- INPUT RECORDS
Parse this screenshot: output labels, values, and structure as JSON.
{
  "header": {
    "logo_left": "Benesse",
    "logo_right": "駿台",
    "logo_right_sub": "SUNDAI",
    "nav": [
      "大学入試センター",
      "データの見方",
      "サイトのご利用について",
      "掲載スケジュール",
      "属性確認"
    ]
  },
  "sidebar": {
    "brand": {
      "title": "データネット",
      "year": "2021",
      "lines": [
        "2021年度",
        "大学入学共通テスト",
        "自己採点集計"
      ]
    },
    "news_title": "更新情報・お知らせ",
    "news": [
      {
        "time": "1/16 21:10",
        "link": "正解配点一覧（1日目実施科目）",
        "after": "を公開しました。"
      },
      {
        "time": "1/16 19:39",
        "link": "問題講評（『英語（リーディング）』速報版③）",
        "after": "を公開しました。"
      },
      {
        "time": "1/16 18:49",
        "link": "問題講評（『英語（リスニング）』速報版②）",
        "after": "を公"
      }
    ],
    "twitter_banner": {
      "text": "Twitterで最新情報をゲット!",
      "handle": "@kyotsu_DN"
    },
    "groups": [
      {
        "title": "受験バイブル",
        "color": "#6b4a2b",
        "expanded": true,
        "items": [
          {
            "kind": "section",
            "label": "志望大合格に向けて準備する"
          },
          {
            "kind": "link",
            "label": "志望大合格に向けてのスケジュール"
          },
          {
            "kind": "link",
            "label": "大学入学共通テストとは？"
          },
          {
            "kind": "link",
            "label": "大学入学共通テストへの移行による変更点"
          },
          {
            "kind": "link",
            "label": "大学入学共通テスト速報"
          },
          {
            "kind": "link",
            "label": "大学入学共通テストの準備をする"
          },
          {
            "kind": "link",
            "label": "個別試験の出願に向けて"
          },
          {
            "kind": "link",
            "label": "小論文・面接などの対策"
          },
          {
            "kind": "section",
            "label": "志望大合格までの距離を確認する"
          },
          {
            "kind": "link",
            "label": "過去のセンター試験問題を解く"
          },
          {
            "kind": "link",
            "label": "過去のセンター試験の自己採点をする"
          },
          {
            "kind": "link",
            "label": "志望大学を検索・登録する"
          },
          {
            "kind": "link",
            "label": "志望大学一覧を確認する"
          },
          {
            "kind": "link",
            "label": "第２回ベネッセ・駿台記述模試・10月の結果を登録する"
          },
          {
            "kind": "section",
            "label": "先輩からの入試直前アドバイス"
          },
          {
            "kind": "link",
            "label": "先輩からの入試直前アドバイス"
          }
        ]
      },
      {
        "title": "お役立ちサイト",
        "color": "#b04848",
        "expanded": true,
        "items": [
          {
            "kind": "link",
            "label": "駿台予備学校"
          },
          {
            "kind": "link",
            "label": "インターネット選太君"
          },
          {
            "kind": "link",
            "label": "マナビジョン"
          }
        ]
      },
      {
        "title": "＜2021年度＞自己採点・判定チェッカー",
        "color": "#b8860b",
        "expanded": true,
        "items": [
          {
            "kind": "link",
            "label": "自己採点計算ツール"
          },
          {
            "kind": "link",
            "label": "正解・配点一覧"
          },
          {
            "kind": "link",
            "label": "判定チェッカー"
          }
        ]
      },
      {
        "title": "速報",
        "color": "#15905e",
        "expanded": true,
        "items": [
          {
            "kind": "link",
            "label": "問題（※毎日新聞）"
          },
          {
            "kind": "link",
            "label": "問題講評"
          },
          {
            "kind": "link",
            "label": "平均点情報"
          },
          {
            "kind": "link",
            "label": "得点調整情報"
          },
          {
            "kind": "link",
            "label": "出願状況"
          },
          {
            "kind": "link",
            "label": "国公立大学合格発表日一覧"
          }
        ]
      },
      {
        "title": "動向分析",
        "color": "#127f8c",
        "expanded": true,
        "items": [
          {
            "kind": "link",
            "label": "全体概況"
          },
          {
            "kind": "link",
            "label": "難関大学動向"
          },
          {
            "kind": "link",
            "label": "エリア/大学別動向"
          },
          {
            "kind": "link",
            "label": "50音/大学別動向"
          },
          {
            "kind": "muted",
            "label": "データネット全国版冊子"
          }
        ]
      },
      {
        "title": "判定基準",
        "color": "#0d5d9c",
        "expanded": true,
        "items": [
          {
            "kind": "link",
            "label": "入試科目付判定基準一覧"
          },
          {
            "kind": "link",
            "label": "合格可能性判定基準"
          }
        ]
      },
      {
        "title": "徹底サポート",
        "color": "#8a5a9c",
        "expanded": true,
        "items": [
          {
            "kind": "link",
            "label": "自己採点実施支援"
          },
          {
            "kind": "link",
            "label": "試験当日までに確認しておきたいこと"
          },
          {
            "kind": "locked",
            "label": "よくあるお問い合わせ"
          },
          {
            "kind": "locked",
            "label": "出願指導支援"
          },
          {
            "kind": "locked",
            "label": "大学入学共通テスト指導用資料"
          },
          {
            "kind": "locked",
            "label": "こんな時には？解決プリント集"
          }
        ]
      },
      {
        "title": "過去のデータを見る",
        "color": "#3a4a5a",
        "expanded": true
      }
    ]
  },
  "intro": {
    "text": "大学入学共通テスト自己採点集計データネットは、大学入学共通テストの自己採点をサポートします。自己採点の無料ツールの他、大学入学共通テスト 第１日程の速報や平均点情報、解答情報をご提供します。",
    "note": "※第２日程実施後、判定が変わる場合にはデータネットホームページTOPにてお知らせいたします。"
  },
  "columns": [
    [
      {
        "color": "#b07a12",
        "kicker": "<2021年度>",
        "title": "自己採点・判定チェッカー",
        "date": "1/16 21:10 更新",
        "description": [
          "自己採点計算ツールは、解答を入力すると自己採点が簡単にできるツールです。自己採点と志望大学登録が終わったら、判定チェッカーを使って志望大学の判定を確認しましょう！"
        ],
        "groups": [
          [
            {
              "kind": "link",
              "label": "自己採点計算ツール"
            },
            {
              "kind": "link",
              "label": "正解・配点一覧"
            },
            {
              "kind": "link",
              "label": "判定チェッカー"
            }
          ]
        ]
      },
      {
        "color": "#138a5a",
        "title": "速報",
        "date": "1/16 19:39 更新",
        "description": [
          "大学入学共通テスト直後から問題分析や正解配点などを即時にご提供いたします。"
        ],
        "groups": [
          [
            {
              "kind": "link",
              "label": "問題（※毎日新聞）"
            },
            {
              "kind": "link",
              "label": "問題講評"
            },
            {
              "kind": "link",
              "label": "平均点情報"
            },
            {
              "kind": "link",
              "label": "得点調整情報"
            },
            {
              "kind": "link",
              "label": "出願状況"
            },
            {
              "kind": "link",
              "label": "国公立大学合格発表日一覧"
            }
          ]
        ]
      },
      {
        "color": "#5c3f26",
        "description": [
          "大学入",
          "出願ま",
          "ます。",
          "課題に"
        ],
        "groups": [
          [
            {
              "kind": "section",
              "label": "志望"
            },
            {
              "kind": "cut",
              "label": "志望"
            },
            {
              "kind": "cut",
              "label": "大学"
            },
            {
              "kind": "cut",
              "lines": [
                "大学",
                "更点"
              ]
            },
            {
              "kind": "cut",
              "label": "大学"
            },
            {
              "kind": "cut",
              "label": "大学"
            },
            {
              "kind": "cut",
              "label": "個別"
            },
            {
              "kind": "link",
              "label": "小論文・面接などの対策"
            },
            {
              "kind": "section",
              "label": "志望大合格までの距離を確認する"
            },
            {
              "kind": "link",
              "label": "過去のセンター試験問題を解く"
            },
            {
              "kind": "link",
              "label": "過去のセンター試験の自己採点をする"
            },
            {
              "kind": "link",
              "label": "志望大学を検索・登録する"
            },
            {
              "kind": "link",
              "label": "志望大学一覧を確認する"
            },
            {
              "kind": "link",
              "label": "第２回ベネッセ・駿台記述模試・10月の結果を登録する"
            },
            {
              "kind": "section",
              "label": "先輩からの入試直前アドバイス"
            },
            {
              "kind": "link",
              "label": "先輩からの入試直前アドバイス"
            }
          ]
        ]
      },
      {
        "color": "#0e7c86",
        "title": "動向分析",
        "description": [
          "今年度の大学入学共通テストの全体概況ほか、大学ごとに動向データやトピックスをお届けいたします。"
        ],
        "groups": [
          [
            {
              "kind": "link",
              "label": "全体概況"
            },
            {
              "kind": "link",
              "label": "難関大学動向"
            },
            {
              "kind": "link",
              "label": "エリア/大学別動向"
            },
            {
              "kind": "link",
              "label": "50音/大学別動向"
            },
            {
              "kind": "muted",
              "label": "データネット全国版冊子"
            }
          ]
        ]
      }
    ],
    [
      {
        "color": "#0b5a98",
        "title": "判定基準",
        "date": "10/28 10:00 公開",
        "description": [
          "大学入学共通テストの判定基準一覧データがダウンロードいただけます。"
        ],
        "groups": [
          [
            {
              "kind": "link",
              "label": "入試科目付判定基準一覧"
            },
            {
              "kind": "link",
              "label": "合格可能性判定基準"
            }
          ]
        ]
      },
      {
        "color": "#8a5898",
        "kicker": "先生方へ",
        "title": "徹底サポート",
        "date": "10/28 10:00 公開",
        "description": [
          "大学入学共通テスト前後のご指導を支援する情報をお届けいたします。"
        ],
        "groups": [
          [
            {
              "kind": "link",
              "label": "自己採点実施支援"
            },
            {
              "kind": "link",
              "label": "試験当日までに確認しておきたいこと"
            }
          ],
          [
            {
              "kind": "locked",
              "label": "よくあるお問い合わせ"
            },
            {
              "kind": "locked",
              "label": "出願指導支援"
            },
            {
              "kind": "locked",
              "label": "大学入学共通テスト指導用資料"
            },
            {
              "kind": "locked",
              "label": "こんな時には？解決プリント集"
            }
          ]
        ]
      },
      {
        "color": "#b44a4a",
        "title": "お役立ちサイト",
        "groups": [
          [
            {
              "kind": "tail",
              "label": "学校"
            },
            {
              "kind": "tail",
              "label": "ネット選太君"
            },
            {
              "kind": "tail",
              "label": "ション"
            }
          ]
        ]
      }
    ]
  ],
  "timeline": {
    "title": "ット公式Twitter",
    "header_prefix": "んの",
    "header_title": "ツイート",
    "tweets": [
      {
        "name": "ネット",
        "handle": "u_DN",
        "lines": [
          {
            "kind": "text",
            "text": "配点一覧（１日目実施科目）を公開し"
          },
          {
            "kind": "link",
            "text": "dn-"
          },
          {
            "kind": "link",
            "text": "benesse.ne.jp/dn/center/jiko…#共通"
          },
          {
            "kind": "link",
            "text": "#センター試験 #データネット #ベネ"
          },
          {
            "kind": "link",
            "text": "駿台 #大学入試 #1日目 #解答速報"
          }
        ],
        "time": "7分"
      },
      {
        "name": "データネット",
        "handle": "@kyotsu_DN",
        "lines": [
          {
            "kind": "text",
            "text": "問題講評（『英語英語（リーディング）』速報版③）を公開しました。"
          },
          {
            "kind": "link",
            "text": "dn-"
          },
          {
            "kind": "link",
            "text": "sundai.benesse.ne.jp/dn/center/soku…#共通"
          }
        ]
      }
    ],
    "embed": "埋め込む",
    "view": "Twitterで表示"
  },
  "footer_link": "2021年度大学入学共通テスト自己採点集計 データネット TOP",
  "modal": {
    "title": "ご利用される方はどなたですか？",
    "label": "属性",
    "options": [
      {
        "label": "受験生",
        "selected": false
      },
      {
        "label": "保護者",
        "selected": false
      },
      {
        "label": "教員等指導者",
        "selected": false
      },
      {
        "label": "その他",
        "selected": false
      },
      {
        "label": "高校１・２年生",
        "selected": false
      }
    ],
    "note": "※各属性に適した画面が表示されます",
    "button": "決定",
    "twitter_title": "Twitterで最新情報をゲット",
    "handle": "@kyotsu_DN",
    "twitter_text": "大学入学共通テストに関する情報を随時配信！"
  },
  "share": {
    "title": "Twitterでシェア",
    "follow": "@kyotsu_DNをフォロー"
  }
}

- GOAL
Reproduce each line of the material containing the word "大学別動向".

- EXPECTED OUTPUT
            "label": "エリア/大学別動向"
            "label": "50音/大学別動向"
              "label": "エリア/大学別動向"
              "label": "50音/大学別動向"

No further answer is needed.